◆ WHAT IS BEING ASKED: Return every line below as is, leaving out the pictures.

## BEGIN INFORMATION SUPPLIED

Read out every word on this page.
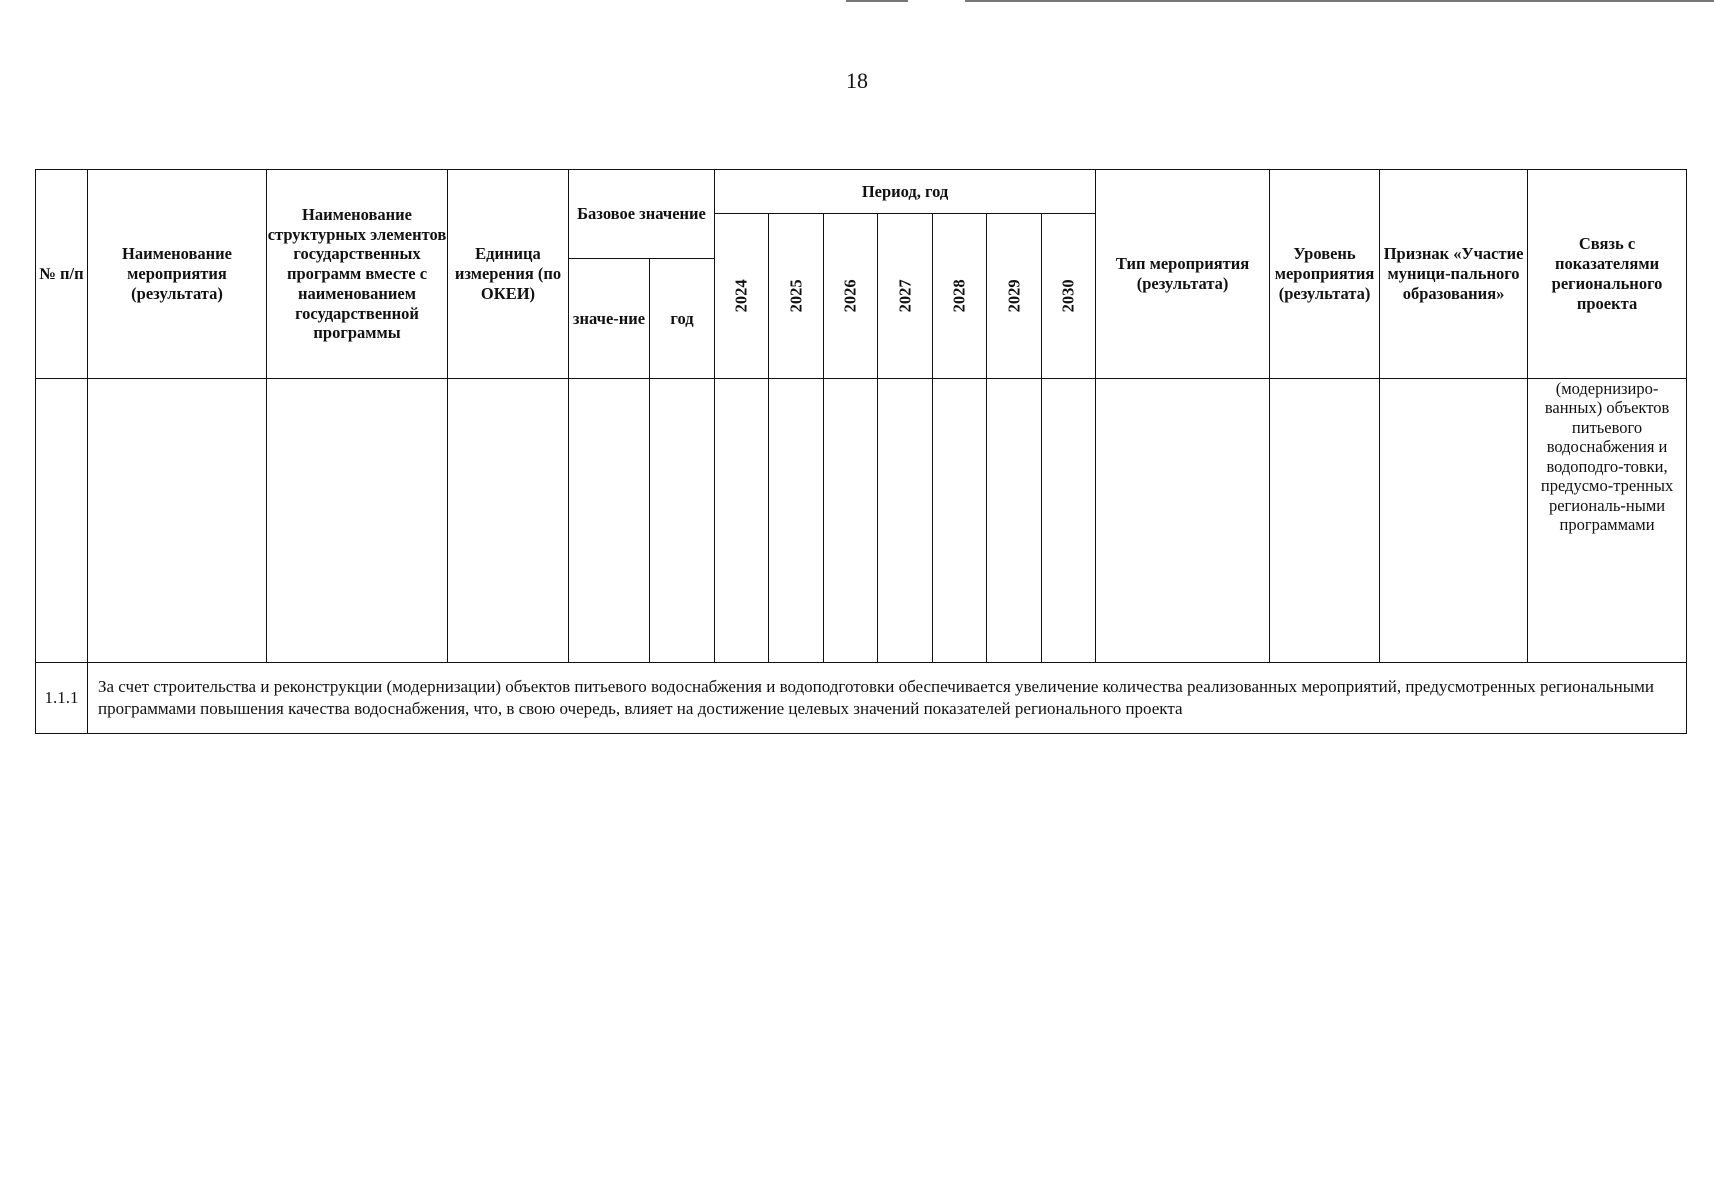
18
№ п/п	Наименование мероприятия (результата)	Наименование структурных элементов государственных программ вместе с наименованием государственной программы	Единица измерения (по ОКЕИ)	Базовое значение		Период, год							Тип мероприятия (результата)	Уровень мероприятия (результата)	Признак «Участие муници-пального образования»	Связь с показателями регионального проекта
						2024	2025	2026	2027	2028	2029	2030				
				значе-ние	год											
																(модернизиро-ванных) объектов питьевого водоснабжения и водоподго-товки, предусмо-тренных региональ-ными программами
1.1.1	За счет строительства и реконструкции (модернизации) объектов питьевого водоснабжения и водоподготовки обеспечивается увеличение количества реализованных мероприятий, предусмотренных региональными программами повышения качества водоснабжения, что, в свою очередь, влияет на достижение целевых значений показателей регионального проекта															
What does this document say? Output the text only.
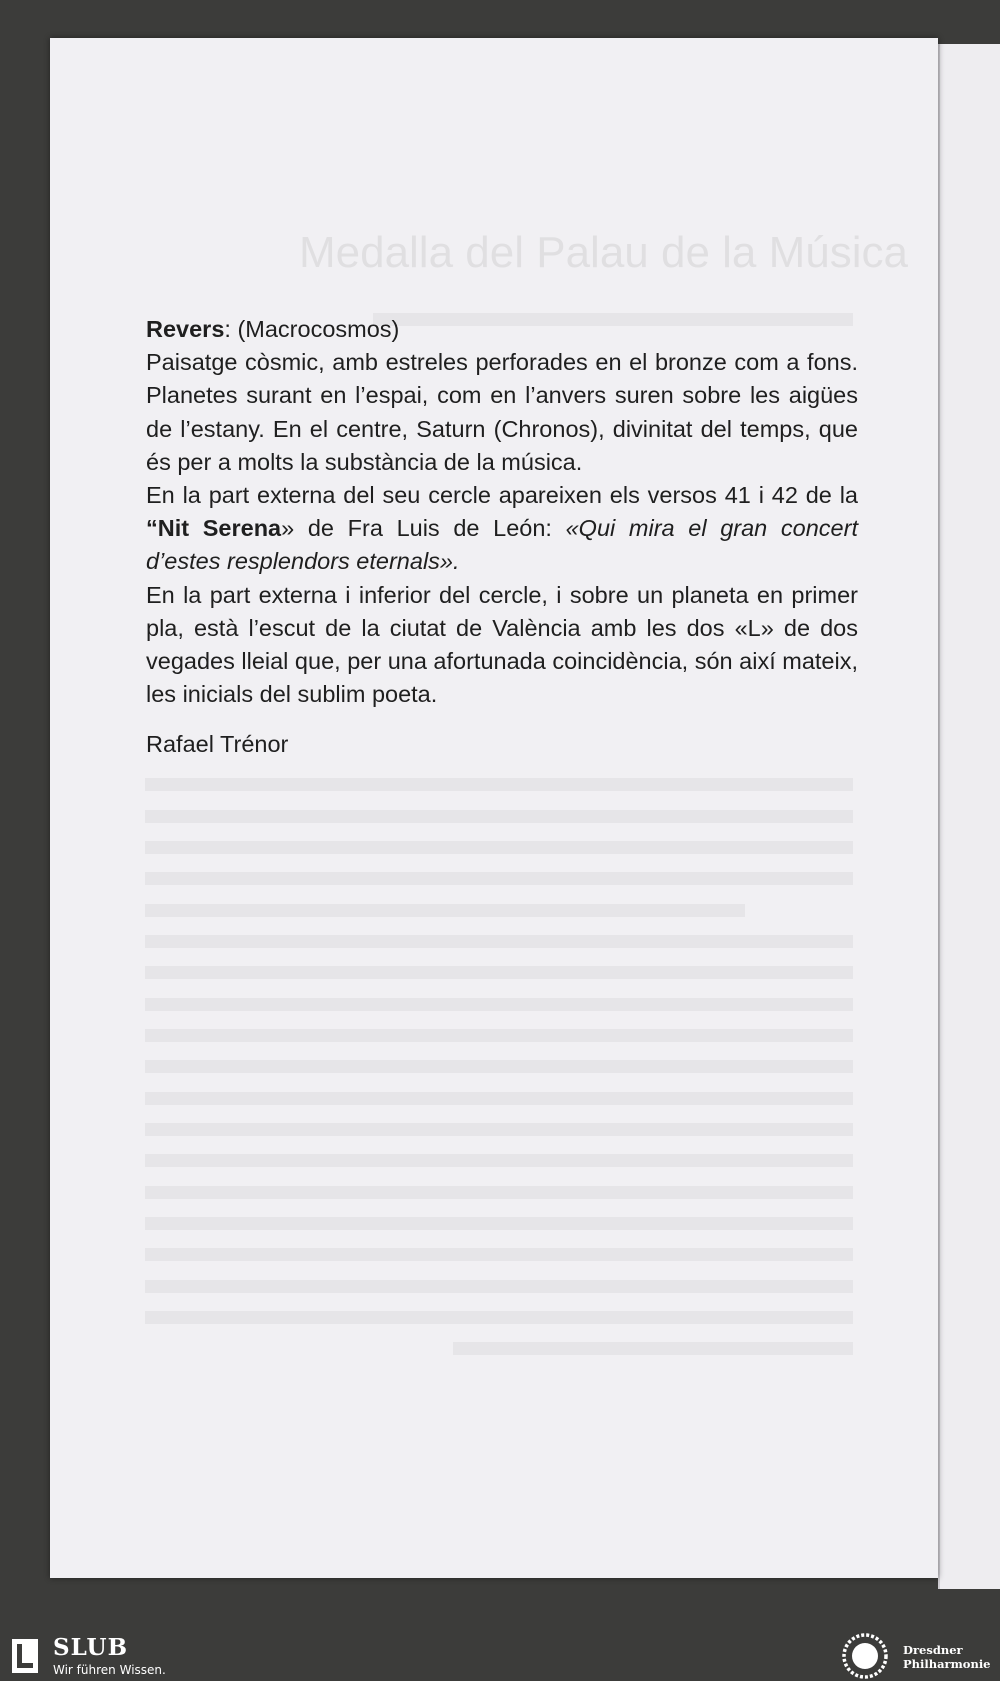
Medalla del Palau de la Música

Revers: (Macrocosmos)
Paisatge còsmic, amb estreles perforades en el bronze com a fons. Planetes surant en l’espai, com en l’anvers suren sobre les aigües de l’estany. En el centre, Saturn (Chronos), divinitat del temps, que és per a molts la substància de la música.

En la part externa del seu cercle apareixen els versos 41 i 42 de la “Nit Serena» de Fra Luis de León: «Qui mira el gran concert d’estes resplendors eternals».

En la part externa i inferior del cercle, i sobre un planeta en primer pla, està l’escut de la ciutat de València amb les dos «L» de dos vegades lleial que, per una afortunada coincidència, són així mateix, les inicials del sublim poeta.

Rafael Trénor

SLUB
Wir führen Wissen.
Dresdner
Philharmonie
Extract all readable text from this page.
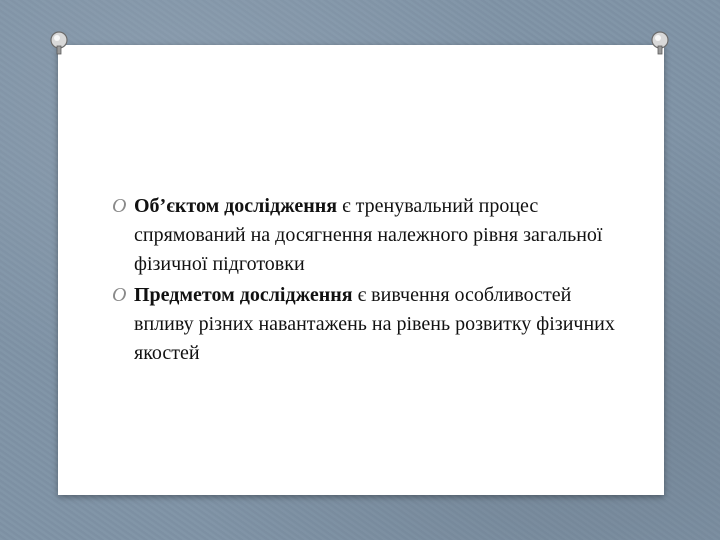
O Об’єктом дослідження є тренувальний процес спрямований на досягнення належного рівня загальної фізичної підготовки
O Предметом дослідження є вивчення особливостей впливу різних навантажень на рівень розвитку фізичних якостей
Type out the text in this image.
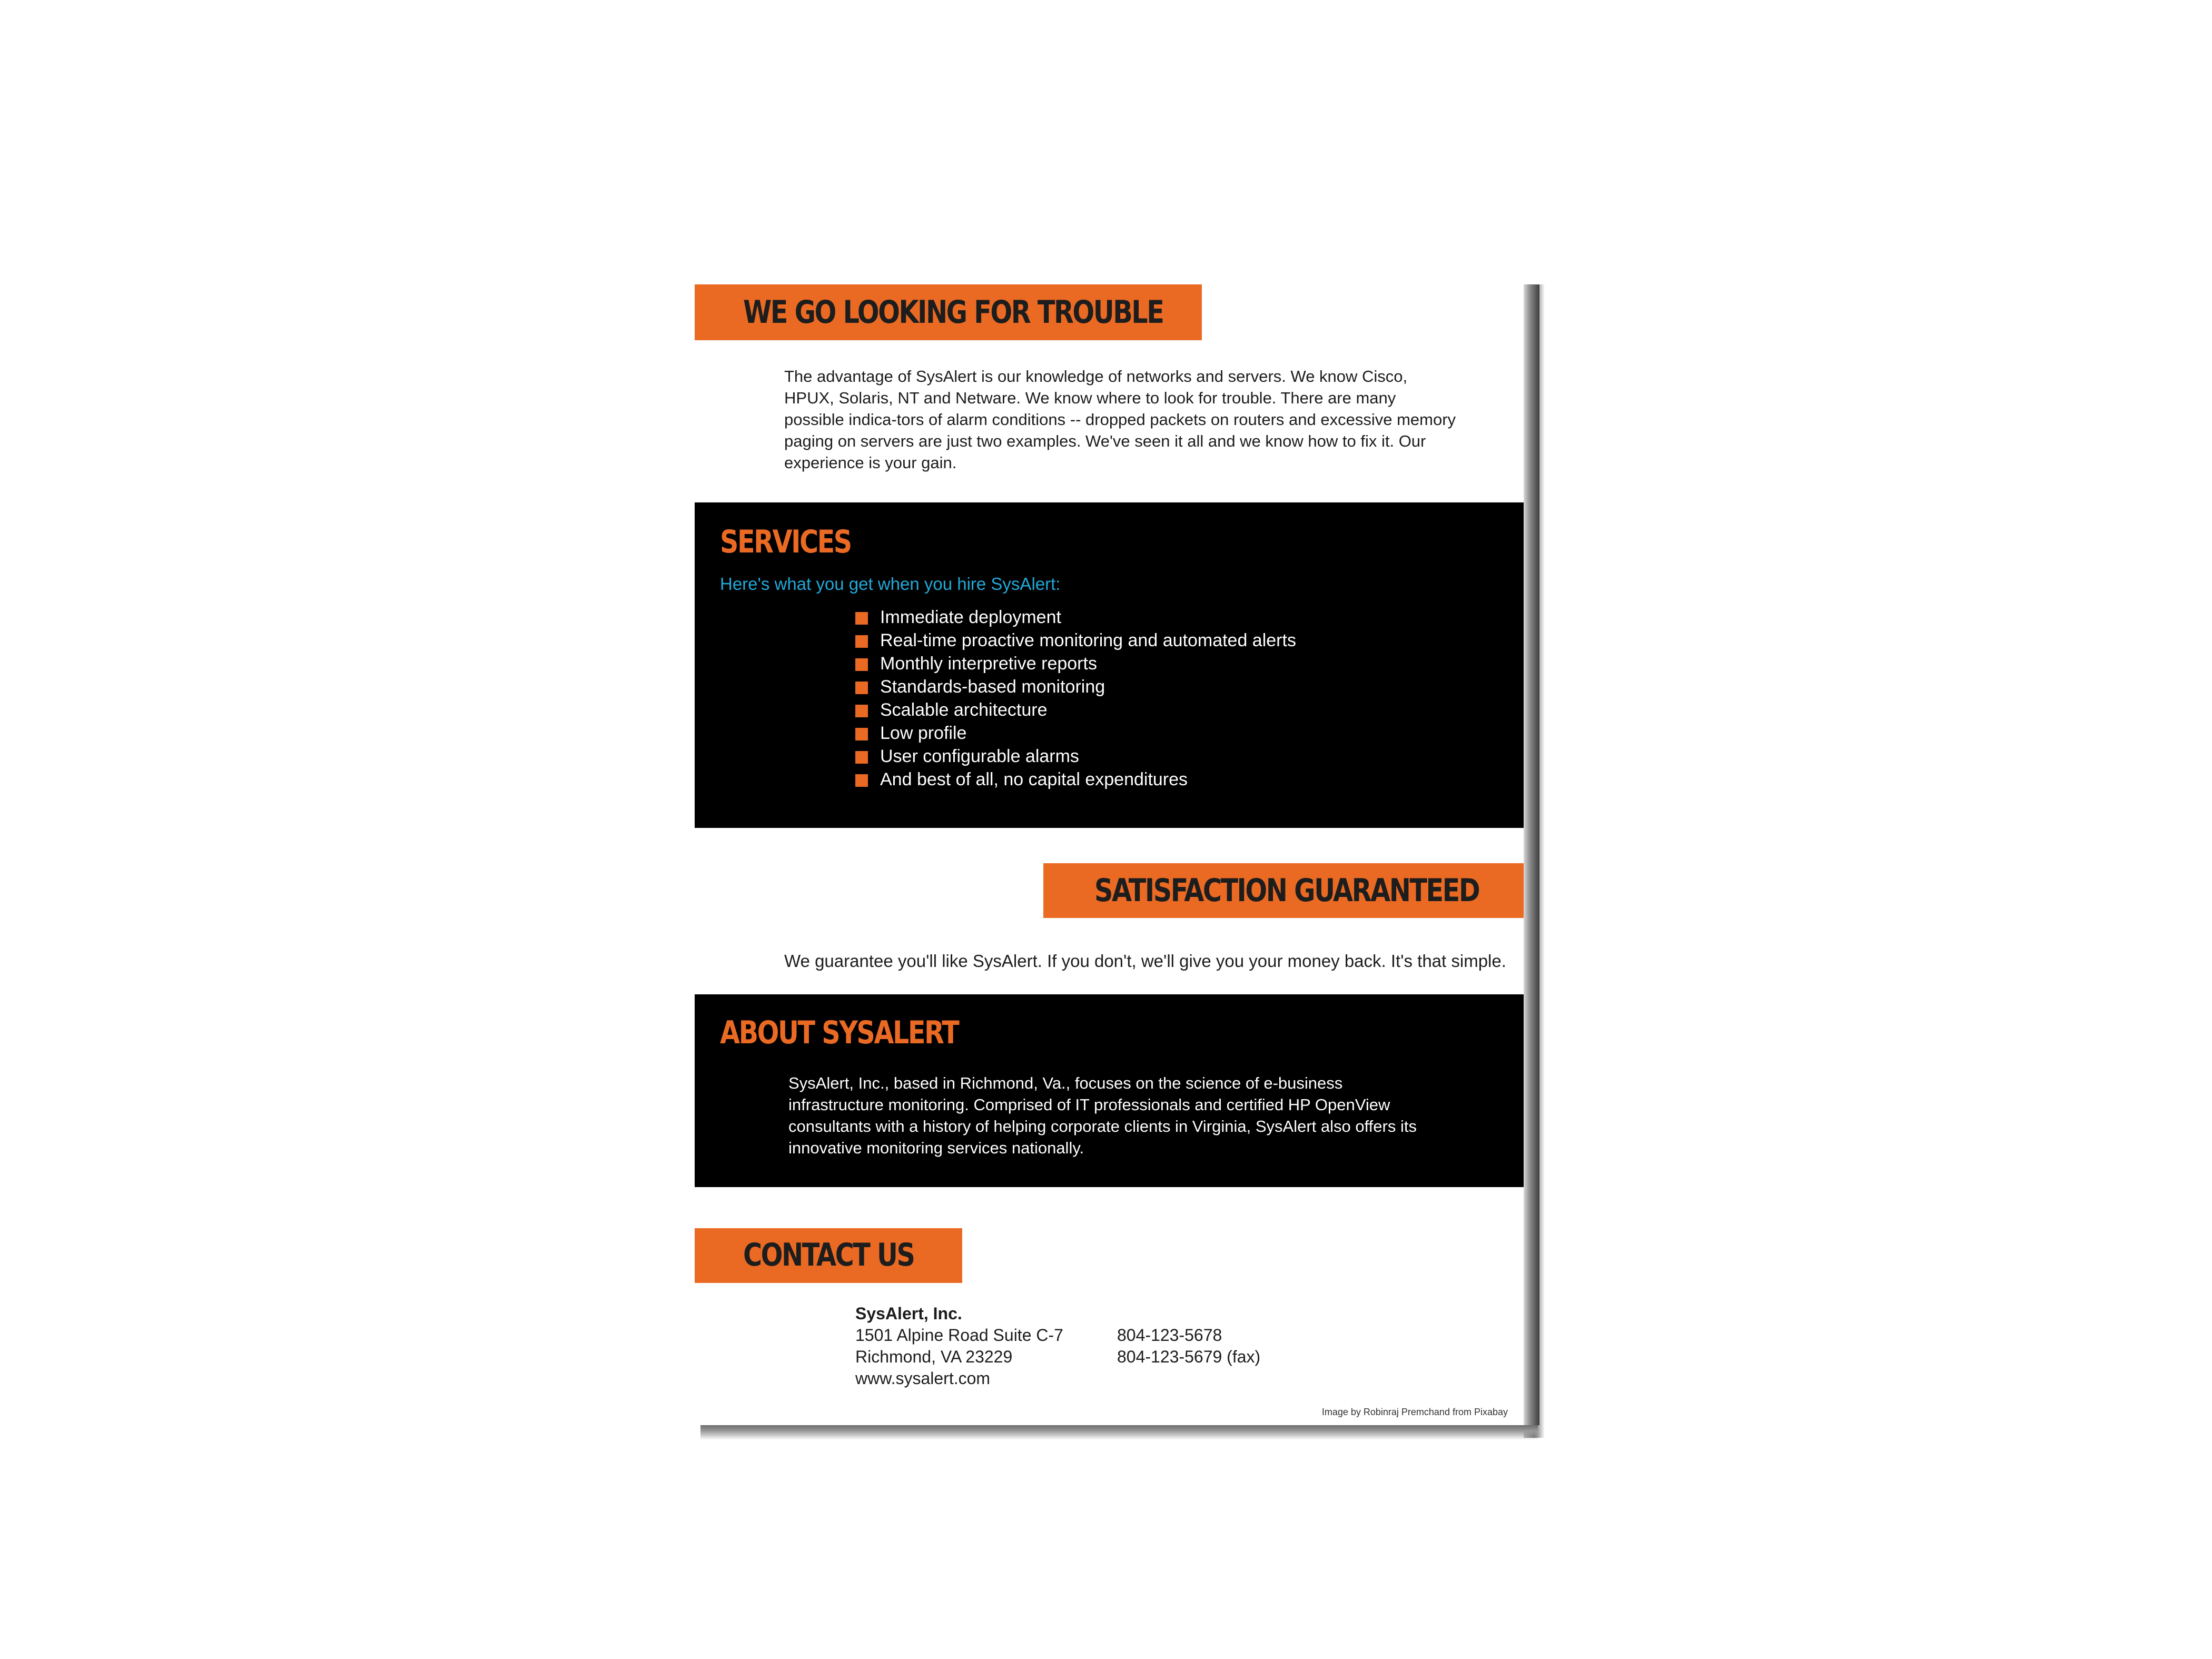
WE GO LOOKING FOR TROUBLE
The advantage of SysAlert is our knowledge of networks and servers. We know Cisco, HPUX, Solaris, NT and Netware. We know where to look for trouble. There are many possible indica-tors of alarm conditions -- dropped packets on routers and excessive memory paging on servers are just two examples. We've seen it all and we know how to fix it. Our experience is your gain.
SERVICES
Here's what you get when you hire SysAlert:
Immediate deployment
Real-time proactive monitoring and automated alerts
Monthly interpretive reports
Standards-based monitoring
Scalable architecture
Low profile
User configurable alarms
And best of all, no capital expenditures
SATISFACTION GUARANTEED
We guarantee you'll like SysAlert. If you don't, we'll give you your money back. It's that simple.
ABOUT SYSALERT
SysAlert, Inc., based in Richmond, Va., focuses on the science of e-business infrastructure monitoring. Comprised of IT professionals and certified HP OpenView consultants with a history of helping corporate clients in Virginia, SysAlert also offers its innovative monitoring services nationally.
CONTACT US
SysAlert, Inc.
1501 Alpine Road Suite C-7
Richmond, VA 23229
www.sysalert.com
804-123-5678
804-123-5679 (fax)
Image by Robinraj Premchand from Pixabay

## END INFORMATION SUPPLIED

◆ THE SOLUTION:
Read out every word on this page.
18
№ п/п	Наименование мероприятия (результата)	Наименование структурных элементов государственных программ вместе с наименованием государственной программы	Единица измерения (по ОКЕИ)	Базовое значение		Период, год							Тип мероприятия (результата)	Уровень мероприятия (результата)	Признак «Участие муници-пального образования»	Связь с показателями регионального проекта
						2024	2025	2026	2027	2028	2029	2030				
				значе-ние	год											
																(модернизиро-ванных) объектов питьевого водоснабжения и водоподго-товки, предусмо-тренных региональ-ными программами
1.1.1	За счет строительства и реконструкции (модернизации) объектов питьевого водоснабжения и водоподготовки обеспечивается увеличение количества реализованных мероприятий, предусмотренных региональными программами повышения качества водоснабжения, что, в свою очередь, влияет на достижение целевых значений показателей регионального проекта															
What does this document say? Output the text only.
Medalla del Palau de la Música

Revers: (Macrocosmos)
Paisatge còsmic, amb estreles perforades en el bronze com a fons. Planetes surant en l’espai, com en l’anvers suren sobre les aigües de l’estany. En el centre, Saturn (Chronos), divinitat del temps, que és per a molts la substància de la música.

En la part externa del seu cercle apareixen els versos 41 i 42 de la “Nit Serena» de Fra Luis de León: «Qui mira el gran concert d’estes resplendors eternals».

En la part externa i inferior del cercle, i sobre un planeta en primer pla, està l’escut de la ciutat de València amb les dos «L» de dos vegades lleial que, per una afortunada coincidència, són així mateix, les inicials del sublim poeta.

Rafael Trénor

SLUB
Wir führen Wissen.
Dresdner
Philharmonie
Extract all readable text from this page.
O Об’єктом дослідження є тренувальний процес спрямований на досягнення належного рівня загальної фізичної підготовки
O Предметом дослідження є вивчення особливостей впливу різних навантажень на рівень розвитку фізичних якостей
Type out the text in this image.
WE GO LOOKING FOR TROUBLE
The advantage of SysAlert is our knowledge of networks and servers. We know Cisco, HPUX, Solaris, NT and Netware. We know where to look for trouble. There are many possible indica-tors of alarm conditions -- dropped packets on routers and excessive memory paging on servers are just two examples. We've seen it all and we know how to fix it. Our experience is your gain.
SERVICES
Here's what you get when you hire SysAlert:
Immediate deployment
Real-time proactive monitoring and automated alerts
Monthly interpretive reports
Standards-based monitoring
Scalable architecture
Low profile
User configurable alarms
And best of all, no capital expenditures
SATISFACTION GUARANTEED
We guarantee you'll like SysAlert. If you don't, we'll give you your money back. It's that simple.
ABOUT SYSALERT
SysAlert, Inc., based in Richmond, Va., focuses on the science of e-business infrastructure monitoring. Comprised of IT professionals and certified HP OpenView consultants with a history of helping corporate clients in Virginia, SysAlert also offers its innovative monitoring services nationally.
CONTACT US
SysAlert, Inc.
1501 Alpine Road Suite C-7
Richmond, VA 23229
www.sysalert.com
804-123-5678
804-123-5679 (fax)
Image by Robinraj Premchand from Pixabay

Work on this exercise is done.